** YOUR OBJECTIVE **
Show all lines from the listing below that contain "name".

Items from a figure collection
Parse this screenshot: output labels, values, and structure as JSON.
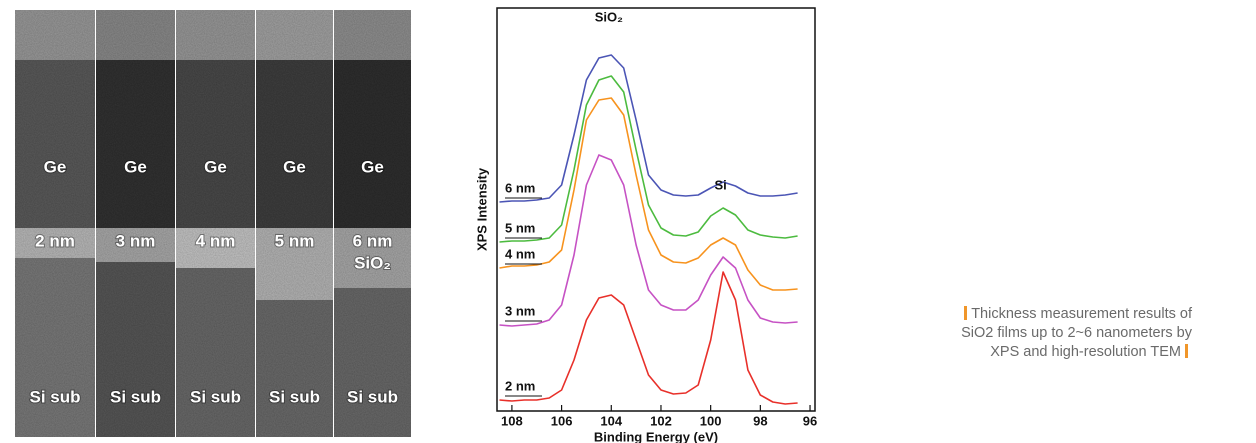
{
  "tem": {
    "panels": [
      {
        "layer": "Ge",
        "oxide": "2 nm",
        "substrate": "Si sub"
      },
      {
        "layer": "Ge",
        "oxide": "3 nm",
        "substrate": "Si sub"
      },
      {
        "layer": "Ge",
        "oxide": "4 nm",
        "substrate": "Si sub"
      },
      {
        "layer": "Ge",
        "oxide": "5 nm",
        "substrate": "Si sub"
      },
      {
        "layer": "Ge",
        "oxide": "6 nm",
        "oxide_material": "SiO₂",
        "substrate": "Si sub"
      }
    ]
  },
  "chart_data": {
    "type": "line",
    "x_label": "Binding Energy (eV)",
    "y_label": "XPS Intensity",
    "annotations": [
      {
        "text": "SiO₂",
        "x": 104.1
      },
      {
        "text": "Si",
        "x": 99.6
      }
    ],
    "x": [
      108.5,
      108,
      107.5,
      107,
      106.5,
      106,
      105.5,
      105,
      104.5,
      104,
      103.5,
      103,
      102.5,
      102,
      101.5,
      101,
      100.5,
      100,
      99.5,
      99,
      98.5,
      98,
      97.5,
      97,
      96.5
    ],
    "xlim": [
      108.6,
      95.8
    ],
    "xticks": [
      108,
      106,
      104,
      102,
      100,
      98,
      96
    ],
    "ylim": [
      17,
      420
    ],
    "series": [
      {
        "name": "2 nm",
        "color": "#e8302a",
        "values": [
          28,
          27,
          28,
          28,
          30,
          38,
          68,
          108,
          130,
          133,
          123,
          88,
          53,
          38,
          34,
          35,
          43,
          88,
          156,
          128,
          58,
          33,
          26,
          24,
          25
        ]
      },
      {
        "name": "3 nm",
        "color": "#c652c4",
        "values": [
          103,
          102,
          103,
          104,
          108,
          123,
          173,
          243,
          273,
          268,
          243,
          183,
          138,
          123,
          118,
          118,
          128,
          153,
          171,
          160,
          128,
          110,
          106,
          105,
          106
        ]
      },
      {
        "name": "4 nm",
        "color": "#f7931e",
        "values": [
          160,
          162,
          162,
          163,
          166,
          178,
          238,
          308,
          328,
          330,
          313,
          253,
          198,
          173,
          166,
          165,
          170,
          183,
          190,
          183,
          158,
          143,
          138,
          138,
          139
        ]
      },
      {
        "name": "5 nm",
        "color": "#4cbb3f",
        "values": [
          186,
          187,
          187,
          188,
          190,
          203,
          258,
          323,
          348,
          352,
          336,
          278,
          223,
          200,
          193,
          192,
          196,
          212,
          220,
          213,
          198,
          193,
          191,
          190,
          192
        ]
      },
      {
        "name": "6 nm",
        "color": "#4b55b5",
        "values": [
          226,
          227,
          227,
          228,
          230,
          243,
          293,
          348,
          370,
          373,
          360,
          308,
          253,
          238,
          233,
          232,
          233,
          240,
          246,
          242,
          235,
          232,
          232,
          233,
          235
        ]
      }
    ]
  },
  "caption": "Thickness measurement results of SiO2 films up to 2~6 nanometers by XPS and high-resolution TEM"
}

** TASK RESPONSE **
        "name": "2 nm",
        "name": "3 nm",
        "name": "4 nm",
        "name": "5 nm",
        "name": "6 nm",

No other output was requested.